- Task requirements: What follows is a listing. Return every line of it exactly.

--- Begin Given data ---

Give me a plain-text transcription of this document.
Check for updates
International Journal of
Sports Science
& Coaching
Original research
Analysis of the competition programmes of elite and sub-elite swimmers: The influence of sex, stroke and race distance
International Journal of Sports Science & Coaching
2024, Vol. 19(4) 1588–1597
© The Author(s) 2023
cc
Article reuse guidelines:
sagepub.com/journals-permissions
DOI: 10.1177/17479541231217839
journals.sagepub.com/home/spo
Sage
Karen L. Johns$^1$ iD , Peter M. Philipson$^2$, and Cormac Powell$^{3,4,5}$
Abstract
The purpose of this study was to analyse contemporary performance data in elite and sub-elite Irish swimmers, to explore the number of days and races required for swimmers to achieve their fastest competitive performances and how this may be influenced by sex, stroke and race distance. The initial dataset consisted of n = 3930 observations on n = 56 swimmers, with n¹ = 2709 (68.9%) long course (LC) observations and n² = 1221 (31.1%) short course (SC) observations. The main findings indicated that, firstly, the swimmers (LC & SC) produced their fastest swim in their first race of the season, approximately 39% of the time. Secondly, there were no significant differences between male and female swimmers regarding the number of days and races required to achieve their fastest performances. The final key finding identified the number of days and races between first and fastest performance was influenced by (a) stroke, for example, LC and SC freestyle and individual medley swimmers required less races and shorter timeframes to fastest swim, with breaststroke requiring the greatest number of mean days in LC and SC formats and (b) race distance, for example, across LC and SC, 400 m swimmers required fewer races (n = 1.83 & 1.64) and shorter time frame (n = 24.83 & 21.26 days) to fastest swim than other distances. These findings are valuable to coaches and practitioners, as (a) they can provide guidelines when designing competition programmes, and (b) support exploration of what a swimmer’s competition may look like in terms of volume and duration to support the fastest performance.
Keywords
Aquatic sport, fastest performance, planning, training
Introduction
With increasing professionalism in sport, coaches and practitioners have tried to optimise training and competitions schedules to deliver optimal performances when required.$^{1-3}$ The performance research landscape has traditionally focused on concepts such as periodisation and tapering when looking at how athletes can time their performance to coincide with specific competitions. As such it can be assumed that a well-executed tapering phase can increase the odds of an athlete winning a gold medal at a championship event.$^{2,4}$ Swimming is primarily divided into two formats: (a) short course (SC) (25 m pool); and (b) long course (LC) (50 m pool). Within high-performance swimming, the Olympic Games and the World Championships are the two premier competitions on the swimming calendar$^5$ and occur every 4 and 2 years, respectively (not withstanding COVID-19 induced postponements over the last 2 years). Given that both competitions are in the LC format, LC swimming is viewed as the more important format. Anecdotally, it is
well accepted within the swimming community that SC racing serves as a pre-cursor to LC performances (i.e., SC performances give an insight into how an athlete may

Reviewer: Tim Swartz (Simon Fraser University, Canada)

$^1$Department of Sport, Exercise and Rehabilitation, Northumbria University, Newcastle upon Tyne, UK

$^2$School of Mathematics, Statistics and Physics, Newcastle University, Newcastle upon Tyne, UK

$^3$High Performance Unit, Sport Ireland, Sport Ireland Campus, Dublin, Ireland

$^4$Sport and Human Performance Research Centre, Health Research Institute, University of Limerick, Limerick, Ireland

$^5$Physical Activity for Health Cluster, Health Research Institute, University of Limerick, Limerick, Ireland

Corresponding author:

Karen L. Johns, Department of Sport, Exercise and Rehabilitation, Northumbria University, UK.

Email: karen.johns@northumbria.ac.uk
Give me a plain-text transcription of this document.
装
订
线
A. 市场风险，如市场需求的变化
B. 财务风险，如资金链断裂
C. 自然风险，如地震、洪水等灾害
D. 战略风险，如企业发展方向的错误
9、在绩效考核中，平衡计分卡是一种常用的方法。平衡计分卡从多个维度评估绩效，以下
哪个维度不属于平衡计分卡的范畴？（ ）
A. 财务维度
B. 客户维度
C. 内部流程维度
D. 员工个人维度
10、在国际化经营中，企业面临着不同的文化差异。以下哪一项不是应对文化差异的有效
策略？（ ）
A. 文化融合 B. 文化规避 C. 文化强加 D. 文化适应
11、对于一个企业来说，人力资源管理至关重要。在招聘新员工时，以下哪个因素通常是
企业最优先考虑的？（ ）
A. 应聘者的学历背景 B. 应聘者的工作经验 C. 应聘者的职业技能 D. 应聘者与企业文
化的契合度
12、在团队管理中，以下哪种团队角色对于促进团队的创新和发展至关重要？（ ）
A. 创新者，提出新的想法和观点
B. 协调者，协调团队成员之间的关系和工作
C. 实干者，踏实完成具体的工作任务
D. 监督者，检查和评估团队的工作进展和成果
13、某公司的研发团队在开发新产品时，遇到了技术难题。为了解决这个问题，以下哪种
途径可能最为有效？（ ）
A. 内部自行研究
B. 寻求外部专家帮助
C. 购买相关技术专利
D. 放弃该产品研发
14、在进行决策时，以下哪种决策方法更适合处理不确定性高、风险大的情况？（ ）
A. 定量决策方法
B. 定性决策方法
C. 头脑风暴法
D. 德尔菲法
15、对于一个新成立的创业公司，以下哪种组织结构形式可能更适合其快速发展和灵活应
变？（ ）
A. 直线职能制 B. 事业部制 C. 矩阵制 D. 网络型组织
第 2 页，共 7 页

--- End Given data ---

- Reply to the task:
Give me a plain-text transcription of this document.
Check for updates
International Journal of
Sports Science
& Coaching
Original research
Analysis of the competition programmes of elite and sub-elite swimmers: The influence of sex, stroke and race distance
International Journal of Sports Science & Coaching
2024, Vol. 19(4) 1588–1597
© The Author(s) 2023
cc
Article reuse guidelines:
sagepub.com/journals-permissions
DOI: 10.1177/17479541231217839
journals.sagepub.com/home/spo
Sage
Karen L. Johns$^1$ iD , Peter M. Philipson$^2$, and Cormac Powell$^{3,4,5}$
Abstract
The purpose of this study was to analyse contemporary performance data in elite and sub-elite Irish swimmers, to explore the number of days and races required for swimmers to achieve their fastest competitive performances and how this may be influenced by sex, stroke and race distance. The initial dataset consisted of n = 3930 observations on n = 56 swimmers, with n¹ = 2709 (68.9%) long course (LC) observations and n² = 1221 (31.1%) short course (SC) observations. The main findings indicated that, firstly, the swimmers (LC & SC) produced their fastest swim in their first race of the season, approximately 39% of the time. Secondly, there were no significant differences between male and female swimmers regarding the number of days and races required to achieve their fastest performances. The final key finding identified the number of days and races between first and fastest performance was influenced by (a) stroke, for example, LC and SC freestyle and individual medley swimmers required less races and shorter timeframes to fastest swim, with breaststroke requiring the greatest number of mean days in LC and SC formats and (b) race distance, for example, across LC and SC, 400 m swimmers required fewer races (n = 1.83 & 1.64) and shorter time frame (n = 24.83 & 21.26 days) to fastest swim than other distances. These findings are valuable to coaches and practitioners, as (a) they can provide guidelines when designing competition programmes, and (b) support exploration of what a swimmer’s competition may look like in terms of volume and duration to support the fastest performance.
Keywords
Aquatic sport, fastest performance, planning, training
Introduction
With increasing professionalism in sport, coaches and practitioners have tried to optimise training and competitions schedules to deliver optimal performances when required.$^{1-3}$ The performance research landscape has traditionally focused on concepts such as periodisation and tapering when looking at how athletes can time their performance to coincide with specific competitions. As such it can be assumed that a well-executed tapering phase can increase the odds of an athlete winning a gold medal at a championship event.$^{2,4}$ Swimming is primarily divided into two formats: (a) short course (SC) (25 m pool); and (b) long course (LC) (50 m pool). Within high-performance swimming, the Olympic Games and the World Championships are the two premier competitions on the swimming calendar$^5$ and occur every 4 and 2 years, respectively (not withstanding COVID-19 induced postponements over the last 2 years). Given that both competitions are in the LC format, LC swimming is viewed as the more important format. Anecdotally, it is
well accepted within the swimming community that SC racing serves as a pre-cursor to LC performances (i.e., SC performances give an insight into how an athlete may

Reviewer: Tim Swartz (Simon Fraser University, Canada)

$^1$Department of Sport, Exercise and Rehabilitation, Northumbria University, Newcastle upon Tyne, UK

$^2$School of Mathematics, Statistics and Physics, Newcastle University, Newcastle upon Tyne, UK

$^3$High Performance Unit, Sport Ireland, Sport Ireland Campus, Dublin, Ireland

$^4$Sport and Human Performance Research Centre, Health Research Institute, University of Limerick, Limerick, Ireland

$^5$Physical Activity for Health Cluster, Health Research Institute, University of Limerick, Limerick, Ireland

Corresponding author:

Karen L. Johns, Department of Sport, Exercise and Rehabilitation, Northumbria University, UK.

Email: karen.johns@northumbria.ac.uk
Give me a plain-text transcription of this document.
装
订
线
A. 市场风险，如市场需求的变化
B. 财务风险，如资金链断裂
C. 自然风险，如地震、洪水等灾害
D. 战略风险，如企业发展方向的错误
9、在绩效考核中，平衡计分卡是一种常用的方法。平衡计分卡从多个维度评估绩效，以下
哪个维度不属于平衡计分卡的范畴？（ ）
A. 财务维度
B. 客户维度
C. 内部流程维度
D. 员工个人维度
10、在国际化经营中，企业面临着不同的文化差异。以下哪一项不是应对文化差异的有效
策略？（ ）
A. 文化融合 B. 文化规避 C. 文化强加 D. 文化适应
11、对于一个企业来说，人力资源管理至关重要。在招聘新员工时，以下哪个因素通常是
企业最优先考虑的？（ ）
A. 应聘者的学历背景 B. 应聘者的工作经验 C. 应聘者的职业技能 D. 应聘者与企业文
化的契合度
12、在团队管理中，以下哪种团队角色对于促进团队的创新和发展至关重要？（ ）
A. 创新者，提出新的想法和观点
B. 协调者，协调团队成员之间的关系和工作
C. 实干者，踏实完成具体的工作任务
D. 监督者，检查和评估团队的工作进展和成果
13、某公司的研发团队在开发新产品时，遇到了技术难题。为了解决这个问题，以下哪种
途径可能最为有效？（ ）
A. 内部自行研究
B. 寻求外部专家帮助
C. 购买相关技术专利
D. 放弃该产品研发
14、在进行决策时，以下哪种决策方法更适合处理不确定性高、风险大的情况？（ ）
A. 定量决策方法
B. 定性决策方法
C. 头脑风暴法
D. 德尔菲法
15、对于一个新成立的创业公司，以下哪种组织结构形式可能更适合其快速发展和灵活应
变？（ ）
A. 直线职能制 B. 事业部制 C. 矩阵制 D. 网络型组织
第 2 页，共 7 页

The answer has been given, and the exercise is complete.